(Stored data entries)

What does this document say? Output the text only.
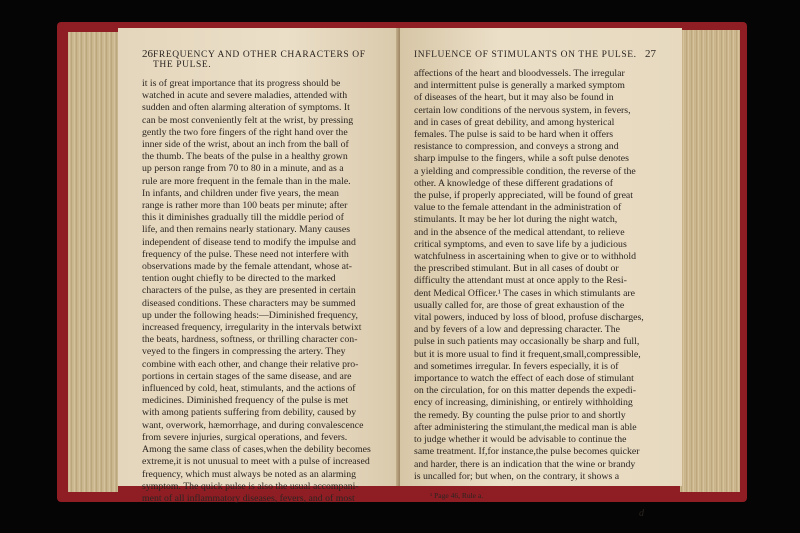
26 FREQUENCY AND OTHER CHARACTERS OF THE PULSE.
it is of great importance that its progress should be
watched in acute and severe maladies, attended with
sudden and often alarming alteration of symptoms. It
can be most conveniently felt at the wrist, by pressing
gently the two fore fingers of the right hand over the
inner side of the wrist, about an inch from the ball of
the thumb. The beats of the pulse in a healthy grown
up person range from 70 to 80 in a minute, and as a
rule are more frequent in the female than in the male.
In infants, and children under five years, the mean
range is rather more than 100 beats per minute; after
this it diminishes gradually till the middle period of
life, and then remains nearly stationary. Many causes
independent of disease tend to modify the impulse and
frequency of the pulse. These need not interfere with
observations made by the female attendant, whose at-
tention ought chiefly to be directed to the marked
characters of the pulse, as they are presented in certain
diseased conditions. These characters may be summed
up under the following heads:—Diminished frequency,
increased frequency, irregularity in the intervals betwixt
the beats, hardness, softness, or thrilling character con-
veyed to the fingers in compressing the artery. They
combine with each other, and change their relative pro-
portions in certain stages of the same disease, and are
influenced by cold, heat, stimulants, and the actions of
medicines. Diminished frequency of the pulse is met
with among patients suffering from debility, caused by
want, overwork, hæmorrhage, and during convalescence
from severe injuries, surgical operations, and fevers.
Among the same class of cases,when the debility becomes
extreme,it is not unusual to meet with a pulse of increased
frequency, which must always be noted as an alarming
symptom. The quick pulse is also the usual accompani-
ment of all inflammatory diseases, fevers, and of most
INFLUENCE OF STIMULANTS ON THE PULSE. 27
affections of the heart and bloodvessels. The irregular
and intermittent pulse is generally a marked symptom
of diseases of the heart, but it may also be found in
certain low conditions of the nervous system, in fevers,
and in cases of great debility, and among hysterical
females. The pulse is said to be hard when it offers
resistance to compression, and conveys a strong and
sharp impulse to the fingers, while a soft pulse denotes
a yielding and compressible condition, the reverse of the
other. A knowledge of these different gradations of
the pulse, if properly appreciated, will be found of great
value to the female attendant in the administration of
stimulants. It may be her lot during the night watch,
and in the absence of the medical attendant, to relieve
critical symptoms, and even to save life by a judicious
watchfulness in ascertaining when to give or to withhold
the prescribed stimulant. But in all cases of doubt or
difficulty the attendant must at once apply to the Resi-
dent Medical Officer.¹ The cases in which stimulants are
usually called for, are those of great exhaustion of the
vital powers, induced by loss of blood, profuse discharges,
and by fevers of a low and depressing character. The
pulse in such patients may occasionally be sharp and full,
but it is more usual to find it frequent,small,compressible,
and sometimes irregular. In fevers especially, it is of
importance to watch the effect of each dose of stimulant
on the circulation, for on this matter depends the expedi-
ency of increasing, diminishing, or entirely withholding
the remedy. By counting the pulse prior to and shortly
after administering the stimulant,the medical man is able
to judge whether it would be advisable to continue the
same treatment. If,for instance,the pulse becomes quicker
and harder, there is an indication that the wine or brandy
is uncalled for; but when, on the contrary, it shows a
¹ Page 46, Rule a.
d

**WORK TO BE COMPLETED:** All of the records must come back exactly as they stand, minus every picture.

**TASK SOLUTION:**
What does this document say? Output the text only.
26 FREQUENCY AND OTHER CHARACTERS OF THE PULSE.
it is of great importance that its progress should be
watched in acute and severe maladies, attended with
sudden and often alarming alteration of symptoms. It
can be most conveniently felt at the wrist, by pressing
gently the two fore fingers of the right hand over the
inner side of the wrist, about an inch from the ball of
the thumb. The beats of the pulse in a healthy grown
up person range from 70 to 80 in a minute, and as a
rule are more frequent in the female than in the male.
In infants, and children under five years, the mean
range is rather more than 100 beats per minute; after
this it diminishes gradually till the middle period of
life, and then remains nearly stationary. Many causes
independent of disease tend to modify the impulse and
frequency of the pulse. These need not interfere with
observations made by the female attendant, whose at-
tention ought chiefly to be directed to the marked
characters of the pulse, as they are presented in certain
diseased conditions. These characters may be summed
up under the following heads:—Diminished frequency,
increased frequency, irregularity in the intervals betwixt
the beats, hardness, softness, or thrilling character con-
veyed to the fingers in compressing the artery. They
combine with each other, and change their relative pro-
portions in certain stages of the same disease, and are
influenced by cold, heat, stimulants, and the actions of
medicines. Diminished frequency of the pulse is met
with among patients suffering from debility, caused by
want, overwork, hæmorrhage, and during convalescence
from severe injuries, surgical operations, and fevers.
Among the same class of cases,when the debility becomes
extreme,it is not unusual to meet with a pulse of increased
frequency, which must always be noted as an alarming
symptom. The quick pulse is also the usual accompani-
ment of all inflammatory diseases, fevers, and of most
INFLUENCE OF STIMULANTS ON THE PULSE. 27
affections of the heart and bloodvessels. The irregular
and intermittent pulse is generally a marked symptom
of diseases of the heart, but it may also be found in
certain low conditions of the nervous system, in fevers,
and in cases of great debility, and among hysterical
females. The pulse is said to be hard when it offers
resistance to compression, and conveys a strong and
sharp impulse to the fingers, while a soft pulse denotes
a yielding and compressible condition, the reverse of the
other. A knowledge of these different gradations of
the pulse, if properly appreciated, will be found of great
value to the female attendant in the administration of
stimulants. It may be her lot during the night watch,
and in the absence of the medical attendant, to relieve
critical symptoms, and even to save life by a judicious
watchfulness in ascertaining when to give or to withhold
the prescribed stimulant. But in all cases of doubt or
difficulty the attendant must at once apply to the Resi-
dent Medical Officer.¹ The cases in which stimulants are
usually called for, are those of great exhaustion of the
vital powers, induced by loss of blood, profuse discharges,
and by fevers of a low and depressing character. The
pulse in such patients may occasionally be sharp and full,
but it is more usual to find it frequent,small,compressible,
and sometimes irregular. In fevers especially, it is of
importance to watch the effect of each dose of stimulant
on the circulation, for on this matter depends the expedi-
ency of increasing, diminishing, or entirely withholding
the remedy. By counting the pulse prior to and shortly
after administering the stimulant,the medical man is able
to judge whether it would be advisable to continue the
same treatment. If,for instance,the pulse becomes quicker
and harder, there is an indication that the wine or brandy
is uncalled for; but when, on the contrary, it shows a
¹ Page 46, Rule a.
d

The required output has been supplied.